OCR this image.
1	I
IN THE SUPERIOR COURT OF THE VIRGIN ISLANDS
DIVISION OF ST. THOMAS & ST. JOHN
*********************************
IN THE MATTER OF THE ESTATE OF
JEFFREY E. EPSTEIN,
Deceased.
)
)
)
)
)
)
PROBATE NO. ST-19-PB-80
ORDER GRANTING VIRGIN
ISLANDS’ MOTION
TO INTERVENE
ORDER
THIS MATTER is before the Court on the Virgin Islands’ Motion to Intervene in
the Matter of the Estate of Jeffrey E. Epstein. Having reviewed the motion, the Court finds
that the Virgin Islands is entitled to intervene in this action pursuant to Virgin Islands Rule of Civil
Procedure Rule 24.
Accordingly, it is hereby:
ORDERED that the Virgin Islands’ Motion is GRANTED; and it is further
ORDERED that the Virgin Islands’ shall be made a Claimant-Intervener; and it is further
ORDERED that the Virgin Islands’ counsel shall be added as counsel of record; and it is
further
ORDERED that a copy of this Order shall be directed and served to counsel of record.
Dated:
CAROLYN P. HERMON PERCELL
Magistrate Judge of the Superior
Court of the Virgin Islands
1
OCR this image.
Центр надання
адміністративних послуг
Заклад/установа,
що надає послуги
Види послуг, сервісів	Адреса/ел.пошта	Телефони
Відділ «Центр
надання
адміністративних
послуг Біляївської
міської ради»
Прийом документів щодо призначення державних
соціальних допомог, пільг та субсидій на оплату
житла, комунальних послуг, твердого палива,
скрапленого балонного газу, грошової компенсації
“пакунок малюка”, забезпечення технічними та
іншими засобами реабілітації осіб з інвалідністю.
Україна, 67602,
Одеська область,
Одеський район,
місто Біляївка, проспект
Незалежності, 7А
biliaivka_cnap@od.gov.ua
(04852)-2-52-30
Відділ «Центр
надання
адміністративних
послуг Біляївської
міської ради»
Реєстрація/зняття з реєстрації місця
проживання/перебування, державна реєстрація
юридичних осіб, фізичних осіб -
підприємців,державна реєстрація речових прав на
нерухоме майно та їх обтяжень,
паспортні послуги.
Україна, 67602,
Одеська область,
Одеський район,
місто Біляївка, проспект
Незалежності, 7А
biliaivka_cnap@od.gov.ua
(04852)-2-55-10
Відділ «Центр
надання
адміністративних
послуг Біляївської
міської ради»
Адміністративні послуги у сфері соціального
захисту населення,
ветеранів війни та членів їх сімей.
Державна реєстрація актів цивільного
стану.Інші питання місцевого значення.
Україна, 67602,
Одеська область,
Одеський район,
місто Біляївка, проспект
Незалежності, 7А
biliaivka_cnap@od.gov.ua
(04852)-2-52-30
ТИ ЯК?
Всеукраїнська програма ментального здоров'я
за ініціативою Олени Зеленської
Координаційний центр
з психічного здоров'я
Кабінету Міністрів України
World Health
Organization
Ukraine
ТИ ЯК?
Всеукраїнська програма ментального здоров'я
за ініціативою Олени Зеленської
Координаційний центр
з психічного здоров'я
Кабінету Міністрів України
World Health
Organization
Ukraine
..........
Description of the task. Reproduce all of the entries word for word.

Completed task.
OCR this image.
1	I
IN THE SUPERIOR COURT OF THE VIRGIN ISLANDS
DIVISION OF ST. THOMAS & ST. JOHN
*********************************
IN THE MATTER OF THE ESTATE OF
JEFFREY E. EPSTEIN,
Deceased.
)
)
)
)
)
)
PROBATE NO. ST-19-PB-80
ORDER GRANTING VIRGIN
ISLANDS’ MOTION
TO INTERVENE
ORDER
THIS MATTER is before the Court on the Virgin Islands’ Motion to Intervene in
the Matter of the Estate of Jeffrey E. Epstein. Having reviewed the motion, the Court finds
that the Virgin Islands is entitled to intervene in this action pursuant to Virgin Islands Rule of Civil
Procedure Rule 24.
Accordingly, it is hereby:
ORDERED that the Virgin Islands’ Motion is GRANTED; and it is further
ORDERED that the Virgin Islands’ shall be made a Claimant-Intervener; and it is further
ORDERED that the Virgin Islands’ counsel shall be added as counsel of record; and it is
further
ORDERED that a copy of this Order shall be directed and served to counsel of record.
Dated:
CAROLYN P. HERMON PERCELL
Magistrate Judge of the Superior
Court of the Virgin Islands
1
OCR this image.
Центр надання
адміністративних послуг
Заклад/установа,
що надає послуги
Види послуг, сервісів	Адреса/ел.пошта	Телефони
Відділ «Центр
надання
адміністративних
послуг Біляївської
міської ради»
Прийом документів щодо призначення державних
соціальних допомог, пільг та субсидій на оплату
житла, комунальних послуг, твердого палива,
скрапленого балонного газу, грошової компенсації
“пакунок малюка”, забезпечення технічними та
іншими засобами реабілітації осіб з інвалідністю.
Україна, 67602,
Одеська область,
Одеський район,
місто Біляївка, проспект
Незалежності, 7А
biliaivka_cnap@od.gov.ua
(04852)-2-52-30
Відділ «Центр
надання
адміністративних
послуг Біляївської
міської ради»
Реєстрація/зняття з реєстрації місця
проживання/перебування, державна реєстрація
юридичних осіб, фізичних осіб -
підприємців,державна реєстрація речових прав на
нерухоме майно та їх обтяжень,
паспортні послуги.
Україна, 67602,
Одеська область,
Одеський район,
місто Біляївка, проспект
Незалежності, 7А
biliaivka_cnap@od.gov.ua
(04852)-2-55-10
Відділ «Центр
надання
адміністративних
послуг Біляївської
міської ради»
Адміністративні послуги у сфері соціального
захисту населення,
ветеранів війни та членів їх сімей.
Державна реєстрація актів цивільного
стану.Інші питання місцевого значення.
Україна, 67602,
Одеська область,
Одеський район,
місто Біляївка, проспект
Незалежності, 7А
biliaivka_cnap@od.gov.ua
(04852)-2-52-30
ТИ ЯК?
Всеукраїнська програма ментального здоров'я
за ініціативою Олени Зеленської
Координаційний центр
з психічного здоров'я
Кабінету Міністрів України
World Health
Organization
Ukraine
ТИ ЯК?
Всеукраїнська програма ментального здоров'я
за ініціативою Олени Зеленської
Координаційний центр
з психічного здоров'я
Кабінету Міністрів України
World Health
Organization
Ukraine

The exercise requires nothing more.